Write the records out again, keeping each line exactly as it is.

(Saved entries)
** Begin **
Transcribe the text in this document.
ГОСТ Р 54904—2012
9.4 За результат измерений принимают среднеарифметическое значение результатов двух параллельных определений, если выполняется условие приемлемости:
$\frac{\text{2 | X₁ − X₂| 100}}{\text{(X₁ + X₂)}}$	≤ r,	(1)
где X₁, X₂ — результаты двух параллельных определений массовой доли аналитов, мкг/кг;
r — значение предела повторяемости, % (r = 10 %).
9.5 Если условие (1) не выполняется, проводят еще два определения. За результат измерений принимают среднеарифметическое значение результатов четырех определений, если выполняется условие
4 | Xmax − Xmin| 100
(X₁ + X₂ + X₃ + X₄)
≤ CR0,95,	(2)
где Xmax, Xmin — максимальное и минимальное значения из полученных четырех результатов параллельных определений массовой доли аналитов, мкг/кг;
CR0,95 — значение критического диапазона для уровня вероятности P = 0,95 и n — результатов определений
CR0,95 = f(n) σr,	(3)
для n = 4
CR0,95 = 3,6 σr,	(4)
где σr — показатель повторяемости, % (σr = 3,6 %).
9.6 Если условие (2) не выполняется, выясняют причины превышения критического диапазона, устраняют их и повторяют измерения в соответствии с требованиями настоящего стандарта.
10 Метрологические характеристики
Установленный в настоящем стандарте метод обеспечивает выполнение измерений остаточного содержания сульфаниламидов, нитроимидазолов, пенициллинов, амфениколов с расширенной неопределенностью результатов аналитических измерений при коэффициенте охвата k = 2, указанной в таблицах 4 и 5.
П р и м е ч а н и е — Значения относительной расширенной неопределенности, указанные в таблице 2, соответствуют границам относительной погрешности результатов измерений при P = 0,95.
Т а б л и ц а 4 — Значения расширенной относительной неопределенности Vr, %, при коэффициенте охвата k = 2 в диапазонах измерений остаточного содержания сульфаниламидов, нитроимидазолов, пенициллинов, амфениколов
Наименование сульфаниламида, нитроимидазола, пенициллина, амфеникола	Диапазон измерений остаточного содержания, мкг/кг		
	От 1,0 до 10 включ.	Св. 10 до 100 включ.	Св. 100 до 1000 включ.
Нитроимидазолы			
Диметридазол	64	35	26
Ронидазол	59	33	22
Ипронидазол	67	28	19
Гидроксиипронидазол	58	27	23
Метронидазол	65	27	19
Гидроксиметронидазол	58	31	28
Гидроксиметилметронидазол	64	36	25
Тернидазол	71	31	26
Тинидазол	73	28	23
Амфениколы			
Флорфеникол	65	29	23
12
** End **
• [Solution for this problem]:
Transcribe the text in this document.
ГОСТ Р 54904—2012
9.4 За результат измерений принимают среднеарифметическое значение результатов двух параллельных определений, если выполняется условие приемлемости:
$\frac{\text{2 | X₁ − X₂| 100}}{\text{(X₁ + X₂)}}$	≤ r,	(1)
где X₁, X₂ — результаты двух параллельных определений массовой доли аналитов, мкг/кг;
r — значение предела повторяемости, % (r = 10 %).
9.5 Если условие (1) не выполняется, проводят еще два определения. За результат измерений принимают среднеарифметическое значение результатов четырех определений, если выполняется условие
4 | Xmax − Xmin| 100
(X₁ + X₂ + X₃ + X₄)
≤ CR0,95,	(2)
где Xmax, Xmin — максимальное и минимальное значения из полученных четырех результатов параллельных определений массовой доли аналитов, мкг/кг;
CR0,95 — значение критического диапазона для уровня вероятности P = 0,95 и n — результатов определений
CR0,95 = f(n) σr,	(3)
для n = 4
CR0,95 = 3,6 σr,	(4)
где σr — показатель повторяемости, % (σr = 3,6 %).
9.6 Если условие (2) не выполняется, выясняют причины превышения критического диапазона, устраняют их и повторяют измерения в соответствии с требованиями настоящего стандарта.
10 Метрологические характеристики
Установленный в настоящем стандарте метод обеспечивает выполнение измерений остаточного содержания сульфаниламидов, нитроимидазолов, пенициллинов, амфениколов с расширенной неопределенностью результатов аналитических измерений при коэффициенте охвата k = 2, указанной в таблицах 4 и 5.
П р и м е ч а н и е — Значения относительной расширенной неопределенности, указанные в таблице 2, соответствуют границам относительной погрешности результатов измерений при P = 0,95.
Т а б л и ц а 4 — Значения расширенной относительной неопределенности Vr, %, при коэффициенте охвата k = 2 в диапазонах измерений остаточного содержания сульфаниламидов, нитроимидазолов, пенициллинов, амфениколов
Наименование сульфаниламида, нитроимидазола, пенициллина, амфеникола	Диапазон измерений остаточного содержания, мкг/кг		
	От 1,0 до 10 включ.	Св. 10 до 100 включ.	Св. 100 до 1000 включ.
Нитроимидазолы			
Диметридазол	64	35	26
Ронидазол	59	33	22
Ипронидазол	67	28	19
Гидроксиипронидазол	58	27	23
Метронидазол	65	27	19
Гидроксиметронидазол	58	31	28
Гидроксиметилметронидазол	64	36	25
Тернидазол	71	31	26
Тинидазол	73	28	23
Амфениколы			
Флорфеникол	65	29	23
12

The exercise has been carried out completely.